DIRECTIONS »
Check every line of the entries below for the word "nhất", and copy the ones that have it.

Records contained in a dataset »
.....

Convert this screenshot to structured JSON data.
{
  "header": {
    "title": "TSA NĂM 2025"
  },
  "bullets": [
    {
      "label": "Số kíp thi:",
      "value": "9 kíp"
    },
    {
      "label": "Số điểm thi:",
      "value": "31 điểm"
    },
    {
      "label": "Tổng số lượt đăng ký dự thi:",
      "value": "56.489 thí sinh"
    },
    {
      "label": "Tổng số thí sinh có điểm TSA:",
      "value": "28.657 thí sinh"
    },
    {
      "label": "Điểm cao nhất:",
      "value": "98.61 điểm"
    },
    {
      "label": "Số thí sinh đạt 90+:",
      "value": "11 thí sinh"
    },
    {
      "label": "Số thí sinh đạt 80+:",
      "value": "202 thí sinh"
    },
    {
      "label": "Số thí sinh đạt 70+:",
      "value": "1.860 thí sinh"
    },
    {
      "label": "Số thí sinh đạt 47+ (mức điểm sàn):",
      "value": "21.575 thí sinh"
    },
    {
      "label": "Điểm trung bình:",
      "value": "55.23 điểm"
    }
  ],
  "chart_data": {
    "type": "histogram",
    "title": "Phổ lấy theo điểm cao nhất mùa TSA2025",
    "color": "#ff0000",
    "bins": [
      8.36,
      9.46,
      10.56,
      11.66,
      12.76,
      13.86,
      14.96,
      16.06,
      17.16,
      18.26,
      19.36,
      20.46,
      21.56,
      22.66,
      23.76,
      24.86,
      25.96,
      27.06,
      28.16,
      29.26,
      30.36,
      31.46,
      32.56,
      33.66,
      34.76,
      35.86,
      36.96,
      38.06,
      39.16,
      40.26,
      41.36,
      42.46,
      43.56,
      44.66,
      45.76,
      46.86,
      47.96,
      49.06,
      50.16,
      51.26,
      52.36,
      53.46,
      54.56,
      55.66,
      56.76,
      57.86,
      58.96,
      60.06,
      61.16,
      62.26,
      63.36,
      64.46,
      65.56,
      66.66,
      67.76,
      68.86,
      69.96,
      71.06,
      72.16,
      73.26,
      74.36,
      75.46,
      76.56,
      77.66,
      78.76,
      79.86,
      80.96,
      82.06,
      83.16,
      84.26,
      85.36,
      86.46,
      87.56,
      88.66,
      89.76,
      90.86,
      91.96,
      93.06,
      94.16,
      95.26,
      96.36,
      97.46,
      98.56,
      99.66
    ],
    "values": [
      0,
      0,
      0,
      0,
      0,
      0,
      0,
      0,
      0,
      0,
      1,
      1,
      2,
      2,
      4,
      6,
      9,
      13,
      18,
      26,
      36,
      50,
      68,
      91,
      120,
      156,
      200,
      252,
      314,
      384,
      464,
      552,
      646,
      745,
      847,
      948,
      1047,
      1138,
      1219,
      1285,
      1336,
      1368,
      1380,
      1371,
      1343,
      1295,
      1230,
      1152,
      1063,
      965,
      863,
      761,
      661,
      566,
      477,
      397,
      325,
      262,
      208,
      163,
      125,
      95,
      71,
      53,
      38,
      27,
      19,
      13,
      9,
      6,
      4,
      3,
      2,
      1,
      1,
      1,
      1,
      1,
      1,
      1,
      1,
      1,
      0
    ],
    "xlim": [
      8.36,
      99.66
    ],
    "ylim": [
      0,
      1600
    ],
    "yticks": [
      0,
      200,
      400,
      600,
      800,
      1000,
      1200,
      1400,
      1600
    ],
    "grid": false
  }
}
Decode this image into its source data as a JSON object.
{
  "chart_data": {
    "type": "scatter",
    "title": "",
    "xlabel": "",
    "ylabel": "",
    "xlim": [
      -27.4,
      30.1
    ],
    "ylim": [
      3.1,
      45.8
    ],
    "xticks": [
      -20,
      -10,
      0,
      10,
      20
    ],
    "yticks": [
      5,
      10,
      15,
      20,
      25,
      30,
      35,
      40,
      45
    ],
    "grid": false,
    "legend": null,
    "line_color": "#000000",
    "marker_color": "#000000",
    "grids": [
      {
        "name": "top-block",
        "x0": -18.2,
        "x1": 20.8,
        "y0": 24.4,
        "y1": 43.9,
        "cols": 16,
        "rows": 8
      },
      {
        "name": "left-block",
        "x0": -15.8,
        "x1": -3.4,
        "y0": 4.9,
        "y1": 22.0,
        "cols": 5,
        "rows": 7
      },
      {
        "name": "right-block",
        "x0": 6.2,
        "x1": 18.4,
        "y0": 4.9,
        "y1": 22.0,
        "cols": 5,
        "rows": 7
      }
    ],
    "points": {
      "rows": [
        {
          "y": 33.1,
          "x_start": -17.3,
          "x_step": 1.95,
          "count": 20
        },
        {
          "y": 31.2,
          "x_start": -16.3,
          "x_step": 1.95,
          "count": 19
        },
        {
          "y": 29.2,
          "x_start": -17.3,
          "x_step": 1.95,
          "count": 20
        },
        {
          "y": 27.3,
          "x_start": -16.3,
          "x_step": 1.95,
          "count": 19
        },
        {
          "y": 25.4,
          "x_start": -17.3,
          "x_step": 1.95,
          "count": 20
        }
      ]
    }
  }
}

.....

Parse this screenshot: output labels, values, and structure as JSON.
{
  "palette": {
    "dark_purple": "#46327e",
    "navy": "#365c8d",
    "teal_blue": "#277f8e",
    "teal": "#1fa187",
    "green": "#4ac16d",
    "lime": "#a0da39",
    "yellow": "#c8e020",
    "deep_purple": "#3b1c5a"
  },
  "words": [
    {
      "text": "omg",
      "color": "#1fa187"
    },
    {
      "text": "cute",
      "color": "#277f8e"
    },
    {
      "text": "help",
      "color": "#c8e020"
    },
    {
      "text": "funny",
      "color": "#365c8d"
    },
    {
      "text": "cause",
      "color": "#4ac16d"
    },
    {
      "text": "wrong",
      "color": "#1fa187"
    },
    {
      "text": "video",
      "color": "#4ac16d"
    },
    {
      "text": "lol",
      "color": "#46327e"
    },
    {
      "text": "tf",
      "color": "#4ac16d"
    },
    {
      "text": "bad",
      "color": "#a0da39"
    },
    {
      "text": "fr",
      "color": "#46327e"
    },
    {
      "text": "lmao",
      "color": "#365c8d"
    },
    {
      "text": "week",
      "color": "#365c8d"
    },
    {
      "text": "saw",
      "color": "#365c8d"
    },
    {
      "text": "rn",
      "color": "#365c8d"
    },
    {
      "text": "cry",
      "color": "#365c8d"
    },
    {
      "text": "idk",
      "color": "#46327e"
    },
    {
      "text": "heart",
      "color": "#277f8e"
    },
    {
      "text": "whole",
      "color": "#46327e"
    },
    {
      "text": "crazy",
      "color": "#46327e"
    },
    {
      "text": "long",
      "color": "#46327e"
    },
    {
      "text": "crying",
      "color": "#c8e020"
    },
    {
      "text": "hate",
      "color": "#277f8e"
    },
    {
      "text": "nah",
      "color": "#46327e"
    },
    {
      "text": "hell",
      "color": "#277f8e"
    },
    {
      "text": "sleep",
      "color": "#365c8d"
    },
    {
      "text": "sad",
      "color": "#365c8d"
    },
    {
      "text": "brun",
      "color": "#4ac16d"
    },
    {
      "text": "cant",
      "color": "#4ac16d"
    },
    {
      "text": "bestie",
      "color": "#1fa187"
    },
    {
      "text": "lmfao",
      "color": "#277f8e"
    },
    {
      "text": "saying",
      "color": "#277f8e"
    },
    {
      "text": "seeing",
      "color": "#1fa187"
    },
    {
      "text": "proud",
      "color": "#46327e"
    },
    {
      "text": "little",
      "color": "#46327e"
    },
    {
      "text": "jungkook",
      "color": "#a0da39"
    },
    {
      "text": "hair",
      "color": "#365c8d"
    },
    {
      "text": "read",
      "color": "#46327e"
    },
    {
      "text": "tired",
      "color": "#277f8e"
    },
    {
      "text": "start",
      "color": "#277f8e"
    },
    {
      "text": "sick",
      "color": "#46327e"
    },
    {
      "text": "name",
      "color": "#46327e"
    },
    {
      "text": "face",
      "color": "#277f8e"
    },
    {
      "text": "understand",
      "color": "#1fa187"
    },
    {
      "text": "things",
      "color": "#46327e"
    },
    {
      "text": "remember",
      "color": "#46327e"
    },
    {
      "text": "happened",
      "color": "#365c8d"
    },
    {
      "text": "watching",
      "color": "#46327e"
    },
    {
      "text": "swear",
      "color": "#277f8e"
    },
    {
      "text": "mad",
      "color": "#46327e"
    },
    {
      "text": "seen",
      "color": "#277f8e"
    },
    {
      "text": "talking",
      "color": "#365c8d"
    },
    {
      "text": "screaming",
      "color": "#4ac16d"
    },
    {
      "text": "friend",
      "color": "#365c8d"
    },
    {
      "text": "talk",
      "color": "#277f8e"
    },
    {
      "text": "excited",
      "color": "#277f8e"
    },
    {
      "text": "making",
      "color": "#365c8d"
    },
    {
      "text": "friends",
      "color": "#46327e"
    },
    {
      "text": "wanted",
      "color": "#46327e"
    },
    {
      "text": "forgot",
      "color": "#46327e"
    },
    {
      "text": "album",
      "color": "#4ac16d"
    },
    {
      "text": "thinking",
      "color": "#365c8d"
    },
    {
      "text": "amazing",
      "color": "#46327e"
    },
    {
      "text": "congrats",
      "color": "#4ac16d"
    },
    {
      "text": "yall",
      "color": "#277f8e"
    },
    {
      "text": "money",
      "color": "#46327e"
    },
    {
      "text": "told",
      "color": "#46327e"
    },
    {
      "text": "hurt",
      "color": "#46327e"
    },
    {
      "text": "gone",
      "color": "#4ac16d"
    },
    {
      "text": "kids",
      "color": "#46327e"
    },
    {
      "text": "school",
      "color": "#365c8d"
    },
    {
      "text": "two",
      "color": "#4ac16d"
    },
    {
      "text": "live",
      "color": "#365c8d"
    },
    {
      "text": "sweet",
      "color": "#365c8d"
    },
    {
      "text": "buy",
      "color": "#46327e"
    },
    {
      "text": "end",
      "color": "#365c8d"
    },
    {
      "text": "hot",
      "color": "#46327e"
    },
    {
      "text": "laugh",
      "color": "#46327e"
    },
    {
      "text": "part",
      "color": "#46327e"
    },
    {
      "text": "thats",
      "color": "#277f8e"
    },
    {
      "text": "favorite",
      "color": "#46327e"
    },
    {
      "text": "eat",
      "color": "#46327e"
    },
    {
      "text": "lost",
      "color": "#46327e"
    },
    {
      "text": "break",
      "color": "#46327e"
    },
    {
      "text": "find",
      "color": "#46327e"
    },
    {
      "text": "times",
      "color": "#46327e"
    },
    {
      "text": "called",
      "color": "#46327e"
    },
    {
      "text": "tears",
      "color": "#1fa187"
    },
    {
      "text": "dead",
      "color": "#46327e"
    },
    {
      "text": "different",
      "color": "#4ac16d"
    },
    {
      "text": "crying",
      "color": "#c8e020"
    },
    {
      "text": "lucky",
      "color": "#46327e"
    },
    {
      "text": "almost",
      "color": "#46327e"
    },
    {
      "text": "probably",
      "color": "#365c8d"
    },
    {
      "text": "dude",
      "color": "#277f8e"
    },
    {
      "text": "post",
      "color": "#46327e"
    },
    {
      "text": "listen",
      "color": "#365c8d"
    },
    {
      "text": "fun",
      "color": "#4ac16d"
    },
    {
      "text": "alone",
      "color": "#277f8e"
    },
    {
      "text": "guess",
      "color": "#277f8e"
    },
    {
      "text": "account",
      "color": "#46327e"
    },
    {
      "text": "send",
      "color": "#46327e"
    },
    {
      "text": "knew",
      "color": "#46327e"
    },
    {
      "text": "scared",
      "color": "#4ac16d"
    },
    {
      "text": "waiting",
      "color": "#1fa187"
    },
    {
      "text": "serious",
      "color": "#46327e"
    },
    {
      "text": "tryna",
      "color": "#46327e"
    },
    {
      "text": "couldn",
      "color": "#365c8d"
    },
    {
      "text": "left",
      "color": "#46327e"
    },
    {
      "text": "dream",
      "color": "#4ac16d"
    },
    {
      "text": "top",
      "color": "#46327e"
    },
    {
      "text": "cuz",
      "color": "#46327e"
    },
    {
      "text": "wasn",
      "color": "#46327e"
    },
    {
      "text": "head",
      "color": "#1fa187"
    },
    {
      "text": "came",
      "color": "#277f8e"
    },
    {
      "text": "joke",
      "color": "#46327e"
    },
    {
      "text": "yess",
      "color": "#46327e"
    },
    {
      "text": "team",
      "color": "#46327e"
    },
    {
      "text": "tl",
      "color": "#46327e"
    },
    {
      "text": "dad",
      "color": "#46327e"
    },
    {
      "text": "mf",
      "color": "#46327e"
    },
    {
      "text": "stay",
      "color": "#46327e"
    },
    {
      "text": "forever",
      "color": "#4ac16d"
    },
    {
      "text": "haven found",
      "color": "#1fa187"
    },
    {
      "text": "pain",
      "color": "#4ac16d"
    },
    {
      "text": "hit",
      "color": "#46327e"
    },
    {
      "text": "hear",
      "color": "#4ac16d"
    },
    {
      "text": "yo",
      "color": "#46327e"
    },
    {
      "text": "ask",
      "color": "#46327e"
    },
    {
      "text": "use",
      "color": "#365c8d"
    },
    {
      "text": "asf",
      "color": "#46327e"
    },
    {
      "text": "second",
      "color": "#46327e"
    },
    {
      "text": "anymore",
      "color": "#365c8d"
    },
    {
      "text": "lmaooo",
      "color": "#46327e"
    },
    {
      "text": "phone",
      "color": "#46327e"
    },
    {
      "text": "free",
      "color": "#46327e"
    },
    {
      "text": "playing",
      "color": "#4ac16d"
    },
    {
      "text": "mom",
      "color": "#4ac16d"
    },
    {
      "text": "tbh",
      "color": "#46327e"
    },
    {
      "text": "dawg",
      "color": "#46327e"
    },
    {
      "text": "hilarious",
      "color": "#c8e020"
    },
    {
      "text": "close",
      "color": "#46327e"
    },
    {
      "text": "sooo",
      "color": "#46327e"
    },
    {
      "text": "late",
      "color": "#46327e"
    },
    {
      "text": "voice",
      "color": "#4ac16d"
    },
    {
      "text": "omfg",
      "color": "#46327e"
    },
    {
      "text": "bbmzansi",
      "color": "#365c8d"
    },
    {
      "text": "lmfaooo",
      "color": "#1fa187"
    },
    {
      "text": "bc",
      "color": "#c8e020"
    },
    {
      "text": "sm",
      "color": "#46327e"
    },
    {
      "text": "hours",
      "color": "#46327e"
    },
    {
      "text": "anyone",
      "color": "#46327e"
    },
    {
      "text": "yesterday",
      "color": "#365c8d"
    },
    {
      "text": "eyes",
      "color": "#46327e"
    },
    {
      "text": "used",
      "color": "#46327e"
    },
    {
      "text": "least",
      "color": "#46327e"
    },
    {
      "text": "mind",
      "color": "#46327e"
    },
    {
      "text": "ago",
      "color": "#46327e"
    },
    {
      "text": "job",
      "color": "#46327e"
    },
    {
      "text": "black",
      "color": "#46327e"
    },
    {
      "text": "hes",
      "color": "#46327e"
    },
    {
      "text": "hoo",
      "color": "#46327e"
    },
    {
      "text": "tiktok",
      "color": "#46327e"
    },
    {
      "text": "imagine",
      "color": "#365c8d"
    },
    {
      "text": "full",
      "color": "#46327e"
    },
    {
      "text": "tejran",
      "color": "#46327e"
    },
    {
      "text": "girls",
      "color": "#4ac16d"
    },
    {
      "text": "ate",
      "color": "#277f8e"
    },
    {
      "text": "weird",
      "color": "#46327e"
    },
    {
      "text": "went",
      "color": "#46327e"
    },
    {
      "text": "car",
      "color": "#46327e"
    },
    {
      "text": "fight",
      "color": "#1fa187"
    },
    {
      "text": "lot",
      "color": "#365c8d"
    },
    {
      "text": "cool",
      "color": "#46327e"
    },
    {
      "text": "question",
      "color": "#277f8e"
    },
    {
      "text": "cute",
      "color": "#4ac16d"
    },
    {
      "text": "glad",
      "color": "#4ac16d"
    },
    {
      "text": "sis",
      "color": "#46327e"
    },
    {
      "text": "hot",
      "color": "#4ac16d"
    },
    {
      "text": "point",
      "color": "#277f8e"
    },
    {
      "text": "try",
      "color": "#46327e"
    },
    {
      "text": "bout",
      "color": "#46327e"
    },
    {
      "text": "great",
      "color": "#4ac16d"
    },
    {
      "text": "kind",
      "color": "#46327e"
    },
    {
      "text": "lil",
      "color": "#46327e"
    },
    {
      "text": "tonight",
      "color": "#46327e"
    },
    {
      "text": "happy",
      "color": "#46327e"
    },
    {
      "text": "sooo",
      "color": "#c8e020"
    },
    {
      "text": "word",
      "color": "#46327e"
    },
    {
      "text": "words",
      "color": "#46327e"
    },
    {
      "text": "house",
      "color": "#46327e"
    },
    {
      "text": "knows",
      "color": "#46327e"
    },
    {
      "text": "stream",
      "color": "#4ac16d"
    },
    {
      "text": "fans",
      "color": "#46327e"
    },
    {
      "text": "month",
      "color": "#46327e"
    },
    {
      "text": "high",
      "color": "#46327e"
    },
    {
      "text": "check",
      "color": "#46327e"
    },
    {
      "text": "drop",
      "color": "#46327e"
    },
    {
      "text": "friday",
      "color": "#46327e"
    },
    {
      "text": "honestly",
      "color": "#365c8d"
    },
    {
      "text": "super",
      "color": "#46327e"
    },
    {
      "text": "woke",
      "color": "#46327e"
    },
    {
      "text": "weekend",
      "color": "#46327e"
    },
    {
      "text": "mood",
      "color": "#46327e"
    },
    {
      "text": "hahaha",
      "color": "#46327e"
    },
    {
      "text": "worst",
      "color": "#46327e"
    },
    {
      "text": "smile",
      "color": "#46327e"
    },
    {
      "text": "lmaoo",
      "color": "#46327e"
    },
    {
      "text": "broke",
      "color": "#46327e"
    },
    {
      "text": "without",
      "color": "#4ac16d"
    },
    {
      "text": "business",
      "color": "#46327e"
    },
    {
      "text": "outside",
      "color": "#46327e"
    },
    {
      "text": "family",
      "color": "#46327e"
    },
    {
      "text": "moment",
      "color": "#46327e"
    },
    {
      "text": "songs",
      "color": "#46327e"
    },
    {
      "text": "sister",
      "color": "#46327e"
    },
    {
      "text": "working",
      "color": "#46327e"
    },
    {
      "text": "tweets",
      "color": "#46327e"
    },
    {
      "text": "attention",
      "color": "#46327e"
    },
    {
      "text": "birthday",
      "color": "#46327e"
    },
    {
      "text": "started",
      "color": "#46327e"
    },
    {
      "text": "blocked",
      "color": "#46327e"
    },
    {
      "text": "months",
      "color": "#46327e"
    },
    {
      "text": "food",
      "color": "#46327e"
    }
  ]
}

.....

ANSWER TO THIS TASK »
      "label": "Điểm cao nhất:",
    "title": "Phổ lấy theo điểm cao nhất mùa TSA2025",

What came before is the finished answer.